Task instructions - Produce an exact copy of all the data below, dropping every image.

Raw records
-=-=-=-=-
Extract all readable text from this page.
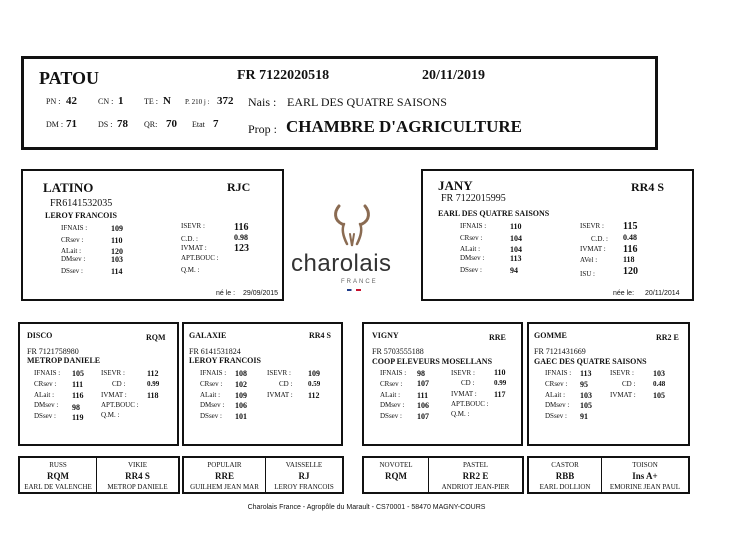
PATOU	FR 7122020518	20/11/2019
PN : 42	CN : 1	TE : N P. 210 j : 372 Nais : EARL DES QUATRE SAISONS
DM : 71	DS : 78 QR: 70 Etat 7 Prop : CHAMBRE D'AGRICULTURE
LATINO	RJC
FR6141532035
LEROY FRANCOIS
IFNAIS :	109
CRsev :	110
ALait :	120
DMsev :	103
DSsev :	114
ISEVR :	116
C.D. :	0.98
IVMAT :	123
APT.BOUC :
Q.M. :
né le : 29/09/2015
charolais
FRANCE
JANY	RR4 S
FR 7122015995
EARL DES QUATRE SAISONS
IFNAIS :	110
CRsev :	104
ALait :	104
DMsev :	113
DSsev :	94
ISEVR : 115
C.D. : 0.48
IVMAT : 116
AVel :	118
ISU :	120
née le: 20/11/2014
DISCO	RQM
FR 7121758980
METROP DANIELE
IFNAIS : 105
CRsev : 111
ALait : 116
DMsev : 98
DSsev : 119
ISEVR :	112
CD :	0.99
IVMAT :	118
APT.BOUC :
Q.M. :
GALAXIE	RR4 S
FR 6141531824
LEROY FRANCOIS
IFNAIS : 108
CRsev : 102
ALait : 109
DMsev : 106
DSsev : 101
ISEVR : 109
CD : 0.59
IVMAT : 112
VIGNY	RRE
FR 5703555188
COOP ELEVEURS MOSELLANS
IFNAIS : 98
CRsev : 107
ALait : 111
DMsev : 106
DSsev : 107
ISEVR : 110
CD :	0.99
IVMAT : 117
APT.BOUC :
Q.M. :
GOMME	RR2 E
FR 7121431669
GAEC DES QUATRE SAISONS
IFNAIS : 113
CRsev : 95
ALait : 103
DMsev : 105
DSsev : 91
ISEVR : 103
CD :	0.48
IVMAT : 105
RUSS
RQM
EARL DE VALENCHE
VIKIE
RR4 S
METROP DANIELE
POPULAIR
RRE
GUILHEM JEAN MAR
VAISSELLE
RJ
LEROY FRANCOIS
NOVOTEL
RQM
PASTEL
RR2 E
ANDRIOT JEAN-PIER
CASTOR
RBB
EARL DOLLION
TOISON
Ins A+
EMORINE JEAN PAUL
Charolais France - Agropôle du Marault - CS70001 - 58470 MAGNY-COURS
-=-=-=-=-
Problem solution -
Extract all readable text from this page.
PATOU	FR 7122020518	20/11/2019
PN : 42	CN : 1	TE : N P. 210 j : 372 Nais : EARL DES QUATRE SAISONS
DM : 71	DS : 78 QR: 70 Etat 7 Prop : CHAMBRE D'AGRICULTURE
LATINO	RJC
FR6141532035
LEROY FRANCOIS
IFNAIS :	109
CRsev :	110
ALait :	120
DMsev :	103
DSsev :	114
ISEVR :	116
C.D. :	0.98
IVMAT :	123
APT.BOUC :
Q.M. :
né le : 29/09/2015
charolais
FRANCE
JANY	RR4 S
FR 7122015995
EARL DES QUATRE SAISONS
IFNAIS :	110
CRsev :	104
ALait :	104
DMsev :	113
DSsev :	94
ISEVR : 115
C.D. : 0.48
IVMAT : 116
AVel :	118
ISU :	120
née le: 20/11/2014
DISCO	RQM
FR 7121758980
METROP DANIELE
IFNAIS : 105
CRsev : 111
ALait : 116
DMsev : 98
DSsev : 119
ISEVR :	112
CD :	0.99
IVMAT :	118
APT.BOUC :
Q.M. :
GALAXIE	RR4 S
FR 6141531824
LEROY FRANCOIS
IFNAIS : 108
CRsev : 102
ALait : 109
DMsev : 106
DSsev : 101
ISEVR : 109
CD : 0.59
IVMAT : 112
VIGNY	RRE
FR 5703555188
COOP ELEVEURS MOSELLANS
IFNAIS : 98
CRsev : 107
ALait : 111
DMsev : 106
DSsev : 107
ISEVR : 110
CD :	0.99
IVMAT : 117
APT.BOUC :
Q.M. :
GOMME	RR2 E
FR 7121431669
GAEC DES QUATRE SAISONS
IFNAIS : 113
CRsev : 95
ALait : 103
DMsev : 105
DSsev : 91
ISEVR : 103
CD :	0.48
IVMAT : 105
RUSS
RQM
EARL DE VALENCHE
VIKIE
RR4 S
METROP DANIELE
POPULAIR
RRE
GUILHEM JEAN MAR
VAISSELLE
RJ
LEROY FRANCOIS
NOVOTEL
RQM
PASTEL
RR2 E
ANDRIOT JEAN-PIER
CASTOR
RBB
EARL DOLLION
TOISON
Ins A+
EMORINE JEAN PAUL
Charolais France - Agropôle du Marault - CS70001 - 58470 MAGNY-COURS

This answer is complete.